» **WRITTEN EXERCISE**
Exclude any images and output the remaining records exactly.

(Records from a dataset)
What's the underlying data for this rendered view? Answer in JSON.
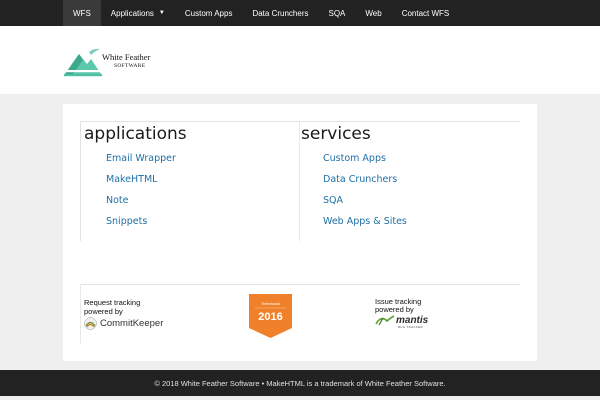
{
  "nav": {
    "items": [
      {
        "label": "WFS"
      },
      {
        "label": "Applications"
      },
      {
        "label": "Custom Apps"
      },
      {
        "label": "Data Crunchers"
      },
      {
        "label": "SQA"
      },
      {
        "label": "Web"
      },
      {
        "label": "Contact WFS"
      }
    ]
  },
  "logo": {
    "line1": "White Feather",
    "line2": "SOFTWARE"
  },
  "applications": {
    "title": "applications",
    "items": [
      "Email Wrapper",
      "MakeHTML",
      "Note",
      "Snippets"
    ]
  },
  "services": {
    "title": "services",
    "items": [
      "Custom Apps",
      "Data Crunchers",
      "SQA",
      "Web Apps & Sites"
    ]
  },
  "badges": {
    "request": {
      "line1": "Request tracking",
      "line2": "powered by",
      "brand": "CommitKeeper"
    },
    "award": {
      "top": "ThreeAward",
      "year": "2016"
    },
    "issue": {
      "line1": "Issue tracking",
      "line2": "powered by",
      "brand": "mantis",
      "sub": "BUG TRACKER"
    }
  },
  "footer": {
    "text": "© 2018 White Feather Software • MakeHTML is a trademark of White Feather Software."
  },
  "colors": {
    "nav_bg": "#222222",
    "link": "#1e6fa5",
    "logo_teal": "#4dbfa5",
    "award_orange": "#f0802a"
  }
}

» **COMPLETE ANSWER**
What's the underlying data for this rendered view? Answer in JSON.
{
  "nav": {
    "items": [
      {
        "label": "WFS"
      },
      {
        "label": "Applications"
      },
      {
        "label": "Custom Apps"
      },
      {
        "label": "Data Crunchers"
      },
      {
        "label": "SQA"
      },
      {
        "label": "Web"
      },
      {
        "label": "Contact WFS"
      }
    ]
  },
  "logo": {
    "line1": "White Feather",
    "line2": "SOFTWARE"
  },
  "applications": {
    "title": "applications",
    "items": [
      "Email Wrapper",
      "MakeHTML",
      "Note",
      "Snippets"
    ]
  },
  "services": {
    "title": "services",
    "items": [
      "Custom Apps",
      "Data Crunchers",
      "SQA",
      "Web Apps & Sites"
    ]
  },
  "badges": {
    "request": {
      "line1": "Request tracking",
      "line2": "powered by",
      "brand": "CommitKeeper"
    },
    "award": {
      "top": "ThreeAward",
      "year": "2016"
    },
    "issue": {
      "line1": "Issue tracking",
      "line2": "powered by",
      "brand": "mantis",
      "sub": "BUG TRACKER"
    }
  },
  "footer": {
    "text": "© 2018 White Feather Software • MakeHTML is a trademark of White Feather Software."
  },
  "colors": {
    "nav_bg": "#222222",
    "link": "#1e6fa5",
    "logo_teal": "#4dbfa5",
    "award_orange": "#f0802a"
  }
}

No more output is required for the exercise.